> **Consigna**
Cita literalmente todas las líneas de los registros, sin cambiar ni omitir nada.

↓

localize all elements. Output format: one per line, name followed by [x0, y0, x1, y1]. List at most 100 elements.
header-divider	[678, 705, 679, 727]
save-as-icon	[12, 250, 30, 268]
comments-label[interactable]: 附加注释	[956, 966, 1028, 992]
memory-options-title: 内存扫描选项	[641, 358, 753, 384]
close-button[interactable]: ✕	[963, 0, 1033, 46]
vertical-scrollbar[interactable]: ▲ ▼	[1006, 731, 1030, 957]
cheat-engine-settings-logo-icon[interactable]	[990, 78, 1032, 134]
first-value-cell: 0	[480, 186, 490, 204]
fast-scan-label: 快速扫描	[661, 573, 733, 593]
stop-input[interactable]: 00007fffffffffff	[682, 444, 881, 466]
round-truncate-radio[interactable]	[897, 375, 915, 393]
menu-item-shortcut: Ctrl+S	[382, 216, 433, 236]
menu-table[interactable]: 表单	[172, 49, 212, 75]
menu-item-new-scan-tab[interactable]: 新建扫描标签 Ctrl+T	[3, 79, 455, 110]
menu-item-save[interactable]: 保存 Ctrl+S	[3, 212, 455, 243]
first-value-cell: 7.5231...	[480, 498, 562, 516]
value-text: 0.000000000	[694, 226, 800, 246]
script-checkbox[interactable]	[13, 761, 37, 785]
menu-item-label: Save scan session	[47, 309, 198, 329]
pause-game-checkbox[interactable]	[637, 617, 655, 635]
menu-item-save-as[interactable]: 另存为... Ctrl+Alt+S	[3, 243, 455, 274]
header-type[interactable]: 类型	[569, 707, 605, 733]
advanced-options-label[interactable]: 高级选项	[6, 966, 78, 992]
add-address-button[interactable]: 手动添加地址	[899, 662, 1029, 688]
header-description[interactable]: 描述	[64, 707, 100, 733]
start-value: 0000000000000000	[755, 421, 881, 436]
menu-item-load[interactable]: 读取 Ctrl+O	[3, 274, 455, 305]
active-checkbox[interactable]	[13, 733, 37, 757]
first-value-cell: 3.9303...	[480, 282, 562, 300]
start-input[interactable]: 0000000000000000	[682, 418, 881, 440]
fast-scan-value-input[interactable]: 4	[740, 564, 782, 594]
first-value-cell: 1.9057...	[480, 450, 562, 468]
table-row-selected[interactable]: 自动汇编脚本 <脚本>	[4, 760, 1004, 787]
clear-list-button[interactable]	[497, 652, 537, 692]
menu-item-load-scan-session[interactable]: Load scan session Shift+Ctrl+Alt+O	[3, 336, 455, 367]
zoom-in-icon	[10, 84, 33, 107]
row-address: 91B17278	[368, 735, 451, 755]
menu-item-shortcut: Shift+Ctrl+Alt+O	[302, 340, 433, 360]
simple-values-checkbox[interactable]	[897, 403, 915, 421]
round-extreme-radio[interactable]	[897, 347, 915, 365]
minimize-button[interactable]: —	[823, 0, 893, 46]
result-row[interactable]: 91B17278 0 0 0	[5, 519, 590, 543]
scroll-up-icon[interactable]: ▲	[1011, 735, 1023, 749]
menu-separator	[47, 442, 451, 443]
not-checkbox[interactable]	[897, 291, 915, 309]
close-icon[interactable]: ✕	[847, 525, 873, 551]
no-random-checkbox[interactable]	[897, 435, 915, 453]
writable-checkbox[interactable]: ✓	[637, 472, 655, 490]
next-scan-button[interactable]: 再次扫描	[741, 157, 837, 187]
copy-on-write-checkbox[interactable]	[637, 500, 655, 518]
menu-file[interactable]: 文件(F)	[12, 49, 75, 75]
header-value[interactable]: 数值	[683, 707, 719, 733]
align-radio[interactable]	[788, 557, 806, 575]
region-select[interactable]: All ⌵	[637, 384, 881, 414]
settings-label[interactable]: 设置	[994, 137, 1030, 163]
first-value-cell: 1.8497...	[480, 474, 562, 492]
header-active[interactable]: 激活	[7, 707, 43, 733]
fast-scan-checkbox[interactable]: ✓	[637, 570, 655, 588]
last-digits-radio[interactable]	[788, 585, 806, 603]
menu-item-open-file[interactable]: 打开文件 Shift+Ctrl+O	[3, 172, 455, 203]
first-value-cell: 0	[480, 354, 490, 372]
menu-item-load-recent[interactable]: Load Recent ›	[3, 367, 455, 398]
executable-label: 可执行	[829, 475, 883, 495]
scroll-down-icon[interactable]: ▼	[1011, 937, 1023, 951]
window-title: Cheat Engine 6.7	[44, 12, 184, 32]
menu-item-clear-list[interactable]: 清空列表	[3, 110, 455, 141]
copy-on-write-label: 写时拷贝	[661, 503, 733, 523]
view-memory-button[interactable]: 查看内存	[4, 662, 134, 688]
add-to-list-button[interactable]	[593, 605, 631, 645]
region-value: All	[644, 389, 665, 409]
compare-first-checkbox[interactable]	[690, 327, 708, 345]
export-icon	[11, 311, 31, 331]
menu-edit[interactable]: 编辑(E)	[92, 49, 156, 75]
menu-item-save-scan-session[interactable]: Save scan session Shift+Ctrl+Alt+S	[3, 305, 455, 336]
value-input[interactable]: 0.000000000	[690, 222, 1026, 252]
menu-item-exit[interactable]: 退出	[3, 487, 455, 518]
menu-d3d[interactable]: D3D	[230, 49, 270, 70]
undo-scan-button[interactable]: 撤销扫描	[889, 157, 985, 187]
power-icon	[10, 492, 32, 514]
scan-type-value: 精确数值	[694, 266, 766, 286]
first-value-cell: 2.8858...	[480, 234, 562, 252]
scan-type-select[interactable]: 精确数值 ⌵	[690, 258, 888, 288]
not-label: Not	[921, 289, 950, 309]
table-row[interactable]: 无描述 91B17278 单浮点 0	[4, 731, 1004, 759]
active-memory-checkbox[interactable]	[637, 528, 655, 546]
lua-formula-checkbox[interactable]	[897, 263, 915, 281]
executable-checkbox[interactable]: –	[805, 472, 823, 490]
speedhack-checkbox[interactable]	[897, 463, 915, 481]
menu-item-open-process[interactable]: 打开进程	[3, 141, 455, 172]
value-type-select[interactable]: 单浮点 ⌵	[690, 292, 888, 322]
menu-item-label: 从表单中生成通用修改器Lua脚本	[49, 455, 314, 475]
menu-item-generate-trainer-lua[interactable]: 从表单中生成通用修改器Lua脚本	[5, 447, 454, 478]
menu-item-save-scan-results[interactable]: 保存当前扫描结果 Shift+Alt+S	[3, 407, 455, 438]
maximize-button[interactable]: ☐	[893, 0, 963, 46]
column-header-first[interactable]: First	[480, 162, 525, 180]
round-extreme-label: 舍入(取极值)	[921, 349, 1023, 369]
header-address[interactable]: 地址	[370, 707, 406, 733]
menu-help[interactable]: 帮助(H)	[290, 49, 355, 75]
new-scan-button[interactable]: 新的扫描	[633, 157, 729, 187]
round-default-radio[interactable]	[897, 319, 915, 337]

↑

> **Respuesta esperada**
localize all elements. Output format: one per line, name followed by [x0, y0, x1, y1]. List at most 100 elements.
header-divider	[678, 705, 679, 727]
save-as-icon	[12, 250, 30, 268]
comments-label[interactable]: 附加注释	[956, 966, 1028, 992]
memory-options-title: 内存扫描选项	[641, 358, 753, 384]
close-button[interactable]: ✕	[963, 0, 1033, 46]
vertical-scrollbar[interactable]: ▲ ▼	[1006, 731, 1030, 957]
cheat-engine-settings-logo-icon[interactable]	[990, 78, 1032, 134]
first-value-cell: 0	[480, 186, 490, 204]
fast-scan-label: 快速扫描	[661, 573, 733, 593]
stop-input[interactable]: 00007fffffffffff	[682, 444, 881, 466]
round-truncate-radio[interactable]	[897, 375, 915, 393]
menu-item-shortcut: Ctrl+S	[382, 216, 433, 236]
menu-table[interactable]: 表单	[172, 49, 212, 75]
menu-item-new-scan-tab[interactable]: 新建扫描标签 Ctrl+T	[3, 79, 455, 110]
menu-item-save[interactable]: 保存 Ctrl+S	[3, 212, 455, 243]
first-value-cell: 7.5231...	[480, 498, 562, 516]
value-text: 0.000000000	[694, 226, 800, 246]
script-checkbox[interactable]	[13, 761, 37, 785]
menu-item-label: Save scan session	[47, 309, 198, 329]
pause-game-checkbox[interactable]	[637, 617, 655, 635]
menu-item-save-as[interactable]: 另存为... Ctrl+Alt+S	[3, 243, 455, 274]
header-type[interactable]: 类型	[569, 707, 605, 733]
advanced-options-label[interactable]: 高级选项	[6, 966, 78, 992]
add-address-button[interactable]: 手动添加地址	[899, 662, 1029, 688]
header-description[interactable]: 描述	[64, 707, 100, 733]
start-value: 0000000000000000	[755, 421, 881, 436]
menu-item-load[interactable]: 读取 Ctrl+O	[3, 274, 455, 305]
active-checkbox[interactable]	[13, 733, 37, 757]
first-value-cell: 3.9303...	[480, 282, 562, 300]
start-input[interactable]: 0000000000000000	[682, 418, 881, 440]
fast-scan-value-input[interactable]: 4	[740, 564, 782, 594]
first-value-cell: 1.9057...	[480, 450, 562, 468]
table-row-selected[interactable]: 自动汇编脚本 <脚本>	[4, 760, 1004, 787]
clear-list-button[interactable]	[497, 652, 537, 692]
menu-item-load-scan-session[interactable]: Load scan session Shift+Ctrl+Alt+O	[3, 336, 455, 367]
zoom-in-icon	[10, 84, 33, 107]
row-address: 91B17278	[368, 735, 451, 755]
menu-item-shortcut: Shift+Ctrl+Alt+O	[302, 340, 433, 360]
simple-values-checkbox[interactable]	[897, 403, 915, 421]
round-extreme-radio[interactable]	[897, 347, 915, 365]
minimize-button[interactable]: —	[823, 0, 893, 46]
result-row[interactable]: 91B17278 0 0 0	[5, 519, 590, 543]
scroll-up-icon[interactable]: ▲	[1011, 735, 1023, 749]
menu-separator	[47, 442, 451, 443]
not-checkbox[interactable]	[897, 291, 915, 309]
close-icon[interactable]: ✕	[847, 525, 873, 551]
no-random-checkbox[interactable]	[897, 435, 915, 453]
writable-checkbox[interactable]: ✓	[637, 472, 655, 490]
next-scan-button[interactable]: 再次扫描	[741, 157, 837, 187]
copy-on-write-checkbox[interactable]	[637, 500, 655, 518]
menu-file[interactable]: 文件(F)	[12, 49, 75, 75]
header-value[interactable]: 数值	[683, 707, 719, 733]
align-radio[interactable]	[788, 557, 806, 575]
region-select[interactable]: All ⌵	[637, 384, 881, 414]
settings-label[interactable]: 设置	[994, 137, 1030, 163]
first-value-cell: 1.8497...	[480, 474, 562, 492]
header-active[interactable]: 激活	[7, 707, 43, 733]
fast-scan-checkbox[interactable]: ✓	[637, 570, 655, 588]
last-digits-radio[interactable]	[788, 585, 806, 603]
menu-item-open-file[interactable]: 打开文件 Shift+Ctrl+O	[3, 172, 455, 203]
first-value-cell: 0	[480, 354, 490, 372]
menu-item-load-recent[interactable]: Load Recent ›	[3, 367, 455, 398]
executable-label: 可执行	[829, 475, 883, 495]
scroll-down-icon[interactable]: ▼	[1011, 937, 1023, 951]
window-title: Cheat Engine 6.7	[44, 12, 184, 32]
menu-item-clear-list[interactable]: 清空列表	[3, 110, 455, 141]
copy-on-write-label: 写时拷贝	[661, 503, 733, 523]
view-memory-button[interactable]: 查看内存	[4, 662, 134, 688]
add-to-list-button[interactable]	[593, 605, 631, 645]
region-value: All	[644, 389, 665, 409]
compare-first-checkbox[interactable]	[690, 327, 708, 345]
export-icon	[11, 311, 31, 331]
menu-edit[interactable]: 编辑(E)	[92, 49, 156, 75]
menu-item-save-scan-session[interactable]: Save scan session Shift+Ctrl+Alt+S	[3, 305, 455, 336]
value-input[interactable]: 0.000000000	[690, 222, 1026, 252]
menu-item-exit[interactable]: 退出	[3, 487, 455, 518]
menu-d3d[interactable]: D3D	[230, 49, 270, 70]
undo-scan-button[interactable]: 撤销扫描	[889, 157, 985, 187]
power-icon	[10, 492, 32, 514]
scan-type-value: 精确数值	[694, 266, 766, 286]
first-value-cell: 2.8858...	[480, 234, 562, 252]
scan-type-select[interactable]: 精确数值 ⌵	[690, 258, 888, 288]
not-label: Not	[921, 289, 950, 309]
table-row[interactable]: 无描述 91B17278 单浮点 0	[4, 731, 1004, 759]
active-memory-checkbox[interactable]	[637, 528, 655, 546]
lua-formula-checkbox[interactable]	[897, 263, 915, 281]
executable-checkbox[interactable]: –	[805, 472, 823, 490]
speedhack-checkbox[interactable]	[897, 463, 915, 481]
menu-item-open-process[interactable]: 打开进程	[3, 141, 455, 172]
value-type-select[interactable]: 单浮点 ⌵	[690, 292, 888, 322]
menu-item-label: 从表单中生成通用修改器Lua脚本	[49, 455, 314, 475]
menu-item-generate-trainer-lua[interactable]: 从表单中生成通用修改器Lua脚本	[5, 447, 454, 478]
menu-item-save-scan-results[interactable]: 保存当前扫描结果 Shift+Alt+S	[3, 407, 455, 438]
maximize-button[interactable]: ☐	[893, 0, 963, 46]
column-header-first[interactable]: First	[480, 162, 525, 180]
round-extreme-label: 舍入(取极值)	[921, 349, 1023, 369]
header-address[interactable]: 地址	[370, 707, 406, 733]
menu-help[interactable]: 帮助(H)	[290, 49, 355, 75]
new-scan-button[interactable]: 新的扫描	[633, 157, 729, 187]
round-default-radio[interactable]	[897, 319, 915, 337]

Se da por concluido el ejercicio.